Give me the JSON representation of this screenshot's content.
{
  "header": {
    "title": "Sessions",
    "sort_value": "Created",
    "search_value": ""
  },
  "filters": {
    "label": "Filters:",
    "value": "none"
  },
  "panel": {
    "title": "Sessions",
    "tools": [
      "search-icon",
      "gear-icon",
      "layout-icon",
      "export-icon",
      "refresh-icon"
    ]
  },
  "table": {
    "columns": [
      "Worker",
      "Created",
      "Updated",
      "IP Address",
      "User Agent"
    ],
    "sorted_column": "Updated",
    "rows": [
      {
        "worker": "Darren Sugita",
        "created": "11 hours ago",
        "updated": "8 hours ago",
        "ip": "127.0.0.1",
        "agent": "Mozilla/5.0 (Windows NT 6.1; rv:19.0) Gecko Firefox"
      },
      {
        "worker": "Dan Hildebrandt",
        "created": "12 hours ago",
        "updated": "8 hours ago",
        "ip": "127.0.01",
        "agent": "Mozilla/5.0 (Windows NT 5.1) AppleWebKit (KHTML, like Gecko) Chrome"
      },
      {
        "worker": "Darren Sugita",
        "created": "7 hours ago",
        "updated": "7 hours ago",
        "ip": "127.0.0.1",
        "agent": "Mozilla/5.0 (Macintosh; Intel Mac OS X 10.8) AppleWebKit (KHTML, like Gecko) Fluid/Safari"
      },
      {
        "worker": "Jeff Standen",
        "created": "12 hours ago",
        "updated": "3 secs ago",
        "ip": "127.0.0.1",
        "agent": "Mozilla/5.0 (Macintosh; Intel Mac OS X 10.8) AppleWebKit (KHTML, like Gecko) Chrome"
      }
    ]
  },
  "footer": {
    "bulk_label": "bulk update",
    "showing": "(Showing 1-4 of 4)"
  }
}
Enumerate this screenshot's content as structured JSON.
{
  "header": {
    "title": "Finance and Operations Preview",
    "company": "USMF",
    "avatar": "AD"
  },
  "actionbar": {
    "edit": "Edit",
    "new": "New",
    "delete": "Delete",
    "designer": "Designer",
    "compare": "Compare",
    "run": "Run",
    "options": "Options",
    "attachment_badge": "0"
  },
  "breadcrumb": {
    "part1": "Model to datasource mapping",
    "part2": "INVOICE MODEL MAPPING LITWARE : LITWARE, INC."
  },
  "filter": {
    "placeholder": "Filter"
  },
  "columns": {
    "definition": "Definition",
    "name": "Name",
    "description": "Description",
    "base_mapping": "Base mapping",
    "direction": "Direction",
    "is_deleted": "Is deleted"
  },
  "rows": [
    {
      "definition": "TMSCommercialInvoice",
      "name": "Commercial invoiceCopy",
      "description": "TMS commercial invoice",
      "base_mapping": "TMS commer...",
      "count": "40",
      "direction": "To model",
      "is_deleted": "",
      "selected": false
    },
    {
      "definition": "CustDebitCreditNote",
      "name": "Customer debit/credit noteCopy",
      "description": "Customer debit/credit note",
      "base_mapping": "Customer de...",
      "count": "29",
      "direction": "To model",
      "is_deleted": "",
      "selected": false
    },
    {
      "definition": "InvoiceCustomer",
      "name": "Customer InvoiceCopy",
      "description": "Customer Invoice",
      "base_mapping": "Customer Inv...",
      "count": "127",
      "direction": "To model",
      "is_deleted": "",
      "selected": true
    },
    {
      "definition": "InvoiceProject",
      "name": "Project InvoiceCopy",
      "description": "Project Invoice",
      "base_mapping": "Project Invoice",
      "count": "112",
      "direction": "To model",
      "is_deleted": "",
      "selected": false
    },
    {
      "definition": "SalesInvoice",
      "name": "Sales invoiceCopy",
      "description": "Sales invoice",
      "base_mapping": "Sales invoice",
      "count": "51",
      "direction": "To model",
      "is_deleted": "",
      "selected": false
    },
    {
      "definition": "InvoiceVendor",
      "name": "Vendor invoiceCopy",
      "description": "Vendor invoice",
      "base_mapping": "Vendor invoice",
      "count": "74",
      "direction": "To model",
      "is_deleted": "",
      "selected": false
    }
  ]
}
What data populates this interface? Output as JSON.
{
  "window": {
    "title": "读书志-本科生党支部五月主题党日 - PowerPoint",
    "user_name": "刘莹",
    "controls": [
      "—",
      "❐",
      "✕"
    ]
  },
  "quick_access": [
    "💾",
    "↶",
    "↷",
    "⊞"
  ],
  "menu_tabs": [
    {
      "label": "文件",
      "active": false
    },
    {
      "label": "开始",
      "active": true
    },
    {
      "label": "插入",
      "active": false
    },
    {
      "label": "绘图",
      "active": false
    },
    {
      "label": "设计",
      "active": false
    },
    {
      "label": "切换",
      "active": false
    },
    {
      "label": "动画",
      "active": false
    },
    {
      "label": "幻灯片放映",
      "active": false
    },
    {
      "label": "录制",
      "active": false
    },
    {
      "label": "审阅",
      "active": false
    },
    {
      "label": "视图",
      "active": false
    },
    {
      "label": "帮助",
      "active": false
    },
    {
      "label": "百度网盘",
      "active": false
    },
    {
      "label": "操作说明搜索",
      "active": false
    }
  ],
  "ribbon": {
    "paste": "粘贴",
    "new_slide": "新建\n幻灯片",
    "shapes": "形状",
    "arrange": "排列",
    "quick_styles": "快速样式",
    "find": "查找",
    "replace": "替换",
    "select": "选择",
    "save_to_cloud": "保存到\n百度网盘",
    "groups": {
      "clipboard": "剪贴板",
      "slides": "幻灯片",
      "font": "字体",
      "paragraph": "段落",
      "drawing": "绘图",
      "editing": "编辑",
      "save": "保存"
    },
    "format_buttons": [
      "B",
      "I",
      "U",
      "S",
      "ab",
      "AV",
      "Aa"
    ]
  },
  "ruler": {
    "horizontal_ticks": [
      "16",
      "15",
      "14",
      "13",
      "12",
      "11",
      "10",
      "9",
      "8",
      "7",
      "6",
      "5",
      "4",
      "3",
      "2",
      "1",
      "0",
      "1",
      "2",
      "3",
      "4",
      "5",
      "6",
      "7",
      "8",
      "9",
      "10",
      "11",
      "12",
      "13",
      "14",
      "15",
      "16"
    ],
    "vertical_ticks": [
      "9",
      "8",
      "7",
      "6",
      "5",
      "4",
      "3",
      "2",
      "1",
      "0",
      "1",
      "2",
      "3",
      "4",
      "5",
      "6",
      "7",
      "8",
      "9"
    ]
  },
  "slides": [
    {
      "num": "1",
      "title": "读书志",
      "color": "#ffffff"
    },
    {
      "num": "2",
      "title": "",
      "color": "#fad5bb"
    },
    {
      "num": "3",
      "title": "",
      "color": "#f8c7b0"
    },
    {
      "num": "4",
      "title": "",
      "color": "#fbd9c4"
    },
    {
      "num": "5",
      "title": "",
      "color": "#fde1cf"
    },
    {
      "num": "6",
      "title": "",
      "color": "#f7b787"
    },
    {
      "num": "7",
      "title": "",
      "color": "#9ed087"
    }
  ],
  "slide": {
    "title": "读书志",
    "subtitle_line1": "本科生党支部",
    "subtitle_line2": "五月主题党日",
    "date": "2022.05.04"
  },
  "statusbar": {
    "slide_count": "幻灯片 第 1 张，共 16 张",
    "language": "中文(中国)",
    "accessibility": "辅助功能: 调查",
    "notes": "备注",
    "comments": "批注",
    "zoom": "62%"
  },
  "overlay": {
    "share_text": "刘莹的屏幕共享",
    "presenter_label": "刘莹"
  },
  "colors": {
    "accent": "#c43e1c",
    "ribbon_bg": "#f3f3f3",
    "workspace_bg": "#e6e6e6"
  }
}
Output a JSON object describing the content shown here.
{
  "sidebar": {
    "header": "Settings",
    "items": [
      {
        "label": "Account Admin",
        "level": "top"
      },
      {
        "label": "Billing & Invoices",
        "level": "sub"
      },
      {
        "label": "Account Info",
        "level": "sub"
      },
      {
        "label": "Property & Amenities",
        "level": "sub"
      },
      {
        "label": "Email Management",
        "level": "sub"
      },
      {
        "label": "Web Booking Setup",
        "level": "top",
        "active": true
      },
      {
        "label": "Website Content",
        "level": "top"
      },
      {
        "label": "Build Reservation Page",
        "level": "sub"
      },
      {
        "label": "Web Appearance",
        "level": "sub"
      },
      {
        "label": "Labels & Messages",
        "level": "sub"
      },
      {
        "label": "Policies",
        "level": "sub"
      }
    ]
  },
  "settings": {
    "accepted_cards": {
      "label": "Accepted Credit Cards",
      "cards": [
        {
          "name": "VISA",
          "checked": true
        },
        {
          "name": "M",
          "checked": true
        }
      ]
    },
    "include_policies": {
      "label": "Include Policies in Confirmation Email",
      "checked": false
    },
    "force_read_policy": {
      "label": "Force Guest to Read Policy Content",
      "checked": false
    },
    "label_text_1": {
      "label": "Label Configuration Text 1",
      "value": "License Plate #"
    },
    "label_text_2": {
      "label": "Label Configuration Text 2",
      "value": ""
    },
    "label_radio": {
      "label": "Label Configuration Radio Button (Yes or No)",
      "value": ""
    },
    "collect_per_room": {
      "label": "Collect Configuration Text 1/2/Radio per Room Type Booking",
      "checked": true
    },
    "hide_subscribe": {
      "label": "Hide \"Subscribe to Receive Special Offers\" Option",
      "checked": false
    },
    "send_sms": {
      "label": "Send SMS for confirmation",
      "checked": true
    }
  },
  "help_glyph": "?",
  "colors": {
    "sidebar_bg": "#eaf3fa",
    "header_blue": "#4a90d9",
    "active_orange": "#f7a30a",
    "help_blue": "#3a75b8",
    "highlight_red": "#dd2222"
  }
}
* * *
[Stated goal]: Which lines above contain "Account"? Show each of them.

[Response for this exercise]:
        "label": "Account Admin",
        "label": "Account Info",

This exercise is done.